══ Available records

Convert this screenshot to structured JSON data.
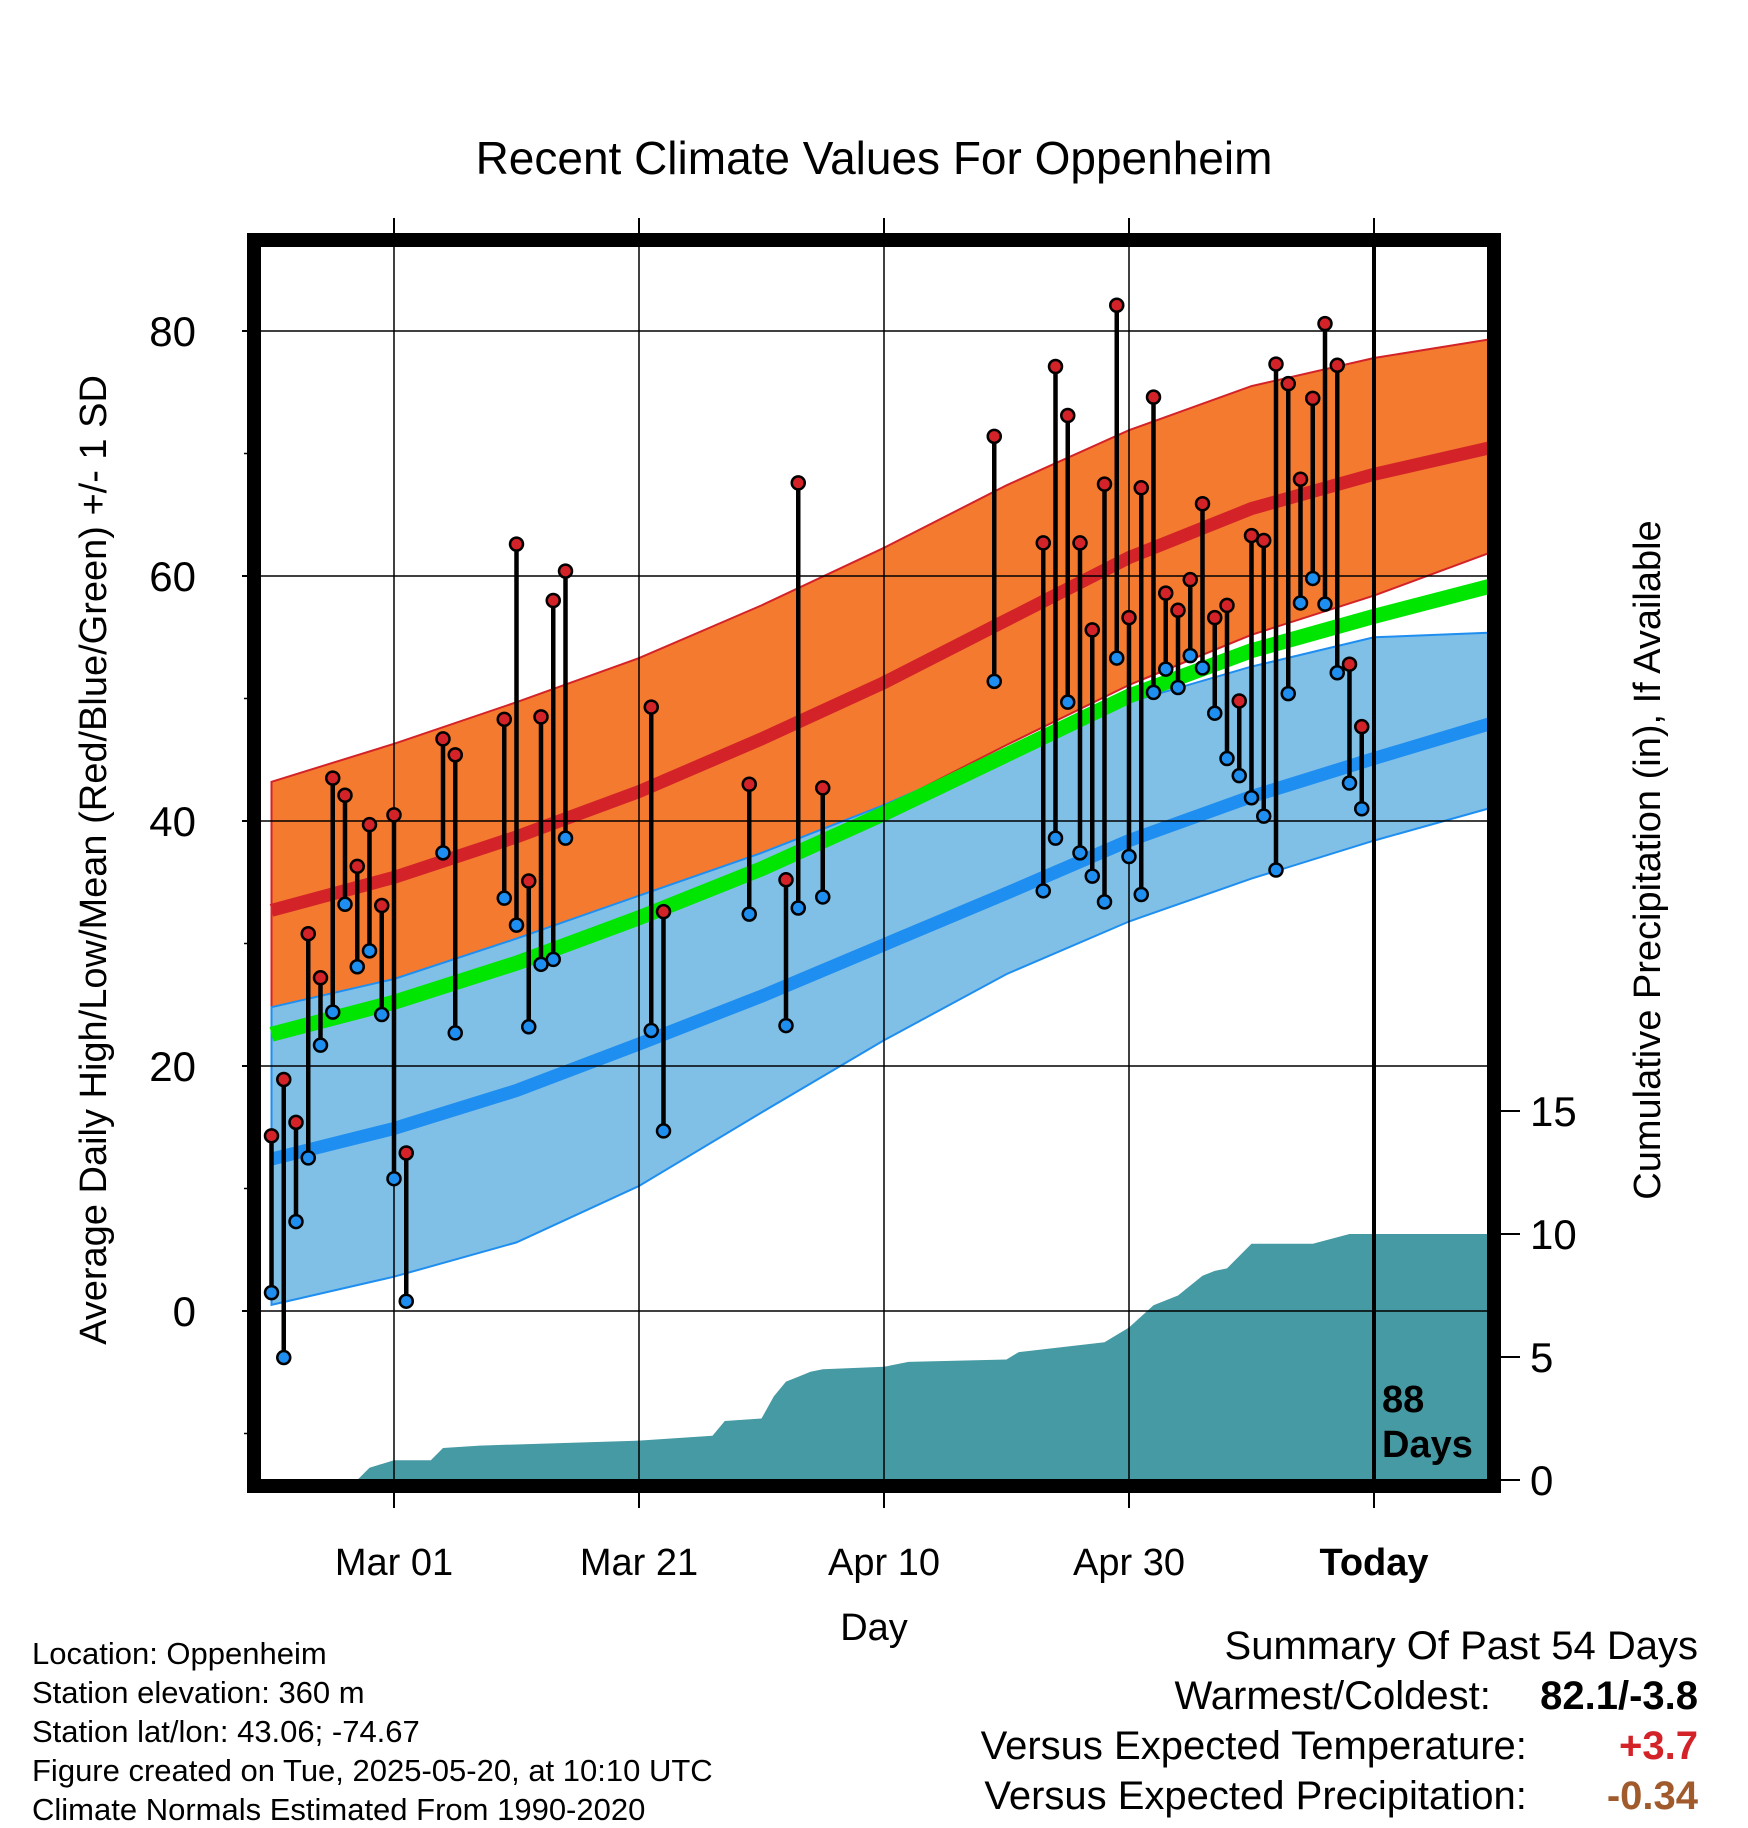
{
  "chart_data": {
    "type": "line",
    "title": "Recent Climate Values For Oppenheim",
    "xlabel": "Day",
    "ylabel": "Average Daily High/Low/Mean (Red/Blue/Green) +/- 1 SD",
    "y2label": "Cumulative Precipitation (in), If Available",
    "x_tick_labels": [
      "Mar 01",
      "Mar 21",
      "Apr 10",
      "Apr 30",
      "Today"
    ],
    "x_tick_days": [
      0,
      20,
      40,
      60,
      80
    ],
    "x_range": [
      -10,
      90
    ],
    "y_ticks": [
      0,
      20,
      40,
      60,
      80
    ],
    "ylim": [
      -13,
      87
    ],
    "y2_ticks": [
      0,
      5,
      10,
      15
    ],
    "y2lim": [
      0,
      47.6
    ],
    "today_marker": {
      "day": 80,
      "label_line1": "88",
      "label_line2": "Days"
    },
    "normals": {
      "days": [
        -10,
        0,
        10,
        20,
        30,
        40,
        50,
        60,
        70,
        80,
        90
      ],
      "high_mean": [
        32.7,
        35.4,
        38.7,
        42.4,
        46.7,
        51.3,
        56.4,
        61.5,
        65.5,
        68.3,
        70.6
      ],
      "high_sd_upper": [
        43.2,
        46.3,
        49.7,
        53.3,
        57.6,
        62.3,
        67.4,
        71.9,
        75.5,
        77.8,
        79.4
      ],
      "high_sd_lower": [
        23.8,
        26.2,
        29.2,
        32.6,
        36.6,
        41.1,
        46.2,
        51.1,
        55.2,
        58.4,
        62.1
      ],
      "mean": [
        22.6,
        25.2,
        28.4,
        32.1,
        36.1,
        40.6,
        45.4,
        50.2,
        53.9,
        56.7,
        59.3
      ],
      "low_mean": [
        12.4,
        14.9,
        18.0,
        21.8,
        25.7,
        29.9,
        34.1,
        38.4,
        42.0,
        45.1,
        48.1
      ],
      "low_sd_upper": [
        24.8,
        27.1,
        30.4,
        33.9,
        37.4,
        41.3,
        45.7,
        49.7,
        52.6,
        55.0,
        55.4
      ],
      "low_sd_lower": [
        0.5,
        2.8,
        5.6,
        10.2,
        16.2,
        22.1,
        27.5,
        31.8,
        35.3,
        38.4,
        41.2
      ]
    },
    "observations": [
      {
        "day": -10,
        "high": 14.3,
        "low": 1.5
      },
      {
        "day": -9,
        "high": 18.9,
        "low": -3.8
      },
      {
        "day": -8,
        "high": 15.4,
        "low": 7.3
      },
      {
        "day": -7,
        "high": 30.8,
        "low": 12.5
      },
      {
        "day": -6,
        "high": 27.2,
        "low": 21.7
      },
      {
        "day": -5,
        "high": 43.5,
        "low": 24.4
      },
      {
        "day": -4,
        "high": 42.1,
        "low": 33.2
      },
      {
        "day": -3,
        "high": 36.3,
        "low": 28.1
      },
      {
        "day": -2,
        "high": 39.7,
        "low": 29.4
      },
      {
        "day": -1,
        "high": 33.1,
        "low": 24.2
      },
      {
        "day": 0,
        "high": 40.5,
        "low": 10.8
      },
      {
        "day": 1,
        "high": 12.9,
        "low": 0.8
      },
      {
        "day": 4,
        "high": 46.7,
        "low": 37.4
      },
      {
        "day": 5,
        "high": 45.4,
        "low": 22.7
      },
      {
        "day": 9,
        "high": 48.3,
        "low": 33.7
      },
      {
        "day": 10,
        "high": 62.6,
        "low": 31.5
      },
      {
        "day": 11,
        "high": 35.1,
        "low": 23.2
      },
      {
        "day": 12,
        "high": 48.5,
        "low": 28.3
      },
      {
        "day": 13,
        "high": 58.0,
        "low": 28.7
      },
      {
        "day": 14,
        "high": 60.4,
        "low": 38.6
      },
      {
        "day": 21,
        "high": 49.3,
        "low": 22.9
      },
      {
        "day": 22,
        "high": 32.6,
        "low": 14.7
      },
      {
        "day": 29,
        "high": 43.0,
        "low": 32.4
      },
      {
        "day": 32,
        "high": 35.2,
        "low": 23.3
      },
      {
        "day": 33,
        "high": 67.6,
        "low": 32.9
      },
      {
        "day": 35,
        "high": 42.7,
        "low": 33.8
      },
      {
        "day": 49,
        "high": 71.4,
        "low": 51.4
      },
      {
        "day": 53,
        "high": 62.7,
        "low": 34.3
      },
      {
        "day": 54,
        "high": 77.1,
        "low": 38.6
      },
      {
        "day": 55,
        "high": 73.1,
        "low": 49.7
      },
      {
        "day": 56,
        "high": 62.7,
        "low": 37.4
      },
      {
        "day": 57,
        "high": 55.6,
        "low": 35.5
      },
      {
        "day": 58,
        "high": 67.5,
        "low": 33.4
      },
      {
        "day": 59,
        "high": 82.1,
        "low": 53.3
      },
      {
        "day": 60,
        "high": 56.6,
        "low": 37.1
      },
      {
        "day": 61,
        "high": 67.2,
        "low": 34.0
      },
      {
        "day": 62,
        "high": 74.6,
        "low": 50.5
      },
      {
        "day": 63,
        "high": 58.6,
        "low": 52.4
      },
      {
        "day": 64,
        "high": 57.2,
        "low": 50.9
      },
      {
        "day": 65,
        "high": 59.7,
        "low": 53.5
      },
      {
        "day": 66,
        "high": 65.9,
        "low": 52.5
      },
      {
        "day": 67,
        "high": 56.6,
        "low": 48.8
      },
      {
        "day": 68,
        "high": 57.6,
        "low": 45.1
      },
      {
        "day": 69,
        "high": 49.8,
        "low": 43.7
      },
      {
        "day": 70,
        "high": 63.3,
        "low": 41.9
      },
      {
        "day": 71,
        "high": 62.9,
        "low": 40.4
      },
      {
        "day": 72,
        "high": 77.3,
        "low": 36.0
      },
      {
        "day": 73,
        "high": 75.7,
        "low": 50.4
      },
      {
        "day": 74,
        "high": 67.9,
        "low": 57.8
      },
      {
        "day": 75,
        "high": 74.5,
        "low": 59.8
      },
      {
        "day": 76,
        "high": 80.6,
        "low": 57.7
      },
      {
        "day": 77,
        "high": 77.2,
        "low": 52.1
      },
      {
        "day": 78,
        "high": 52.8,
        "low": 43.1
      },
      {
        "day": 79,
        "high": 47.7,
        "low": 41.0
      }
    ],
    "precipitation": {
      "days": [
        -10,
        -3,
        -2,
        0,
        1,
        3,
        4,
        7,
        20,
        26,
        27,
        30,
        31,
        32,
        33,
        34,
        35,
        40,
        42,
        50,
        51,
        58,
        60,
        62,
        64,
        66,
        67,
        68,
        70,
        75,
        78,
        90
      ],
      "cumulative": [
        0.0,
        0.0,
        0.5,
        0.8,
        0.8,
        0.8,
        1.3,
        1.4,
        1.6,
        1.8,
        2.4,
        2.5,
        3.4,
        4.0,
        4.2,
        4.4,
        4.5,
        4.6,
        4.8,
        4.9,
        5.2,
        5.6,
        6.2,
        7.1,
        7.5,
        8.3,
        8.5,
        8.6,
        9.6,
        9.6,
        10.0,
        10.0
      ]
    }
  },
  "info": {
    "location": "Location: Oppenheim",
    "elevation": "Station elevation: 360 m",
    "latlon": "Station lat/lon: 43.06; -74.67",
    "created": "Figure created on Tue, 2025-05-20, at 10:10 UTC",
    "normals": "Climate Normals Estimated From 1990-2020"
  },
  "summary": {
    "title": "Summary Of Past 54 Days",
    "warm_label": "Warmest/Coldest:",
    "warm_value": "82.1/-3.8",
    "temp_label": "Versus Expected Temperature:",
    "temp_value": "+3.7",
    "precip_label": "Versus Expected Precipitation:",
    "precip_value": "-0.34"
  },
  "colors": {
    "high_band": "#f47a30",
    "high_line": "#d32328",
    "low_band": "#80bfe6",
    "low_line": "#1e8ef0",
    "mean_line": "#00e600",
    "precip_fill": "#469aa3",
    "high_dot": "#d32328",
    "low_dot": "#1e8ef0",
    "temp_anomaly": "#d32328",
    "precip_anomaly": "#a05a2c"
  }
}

════

Using the material above, count the lines containing the word "normals". Reply with the number alone.

* _Correct result_:
2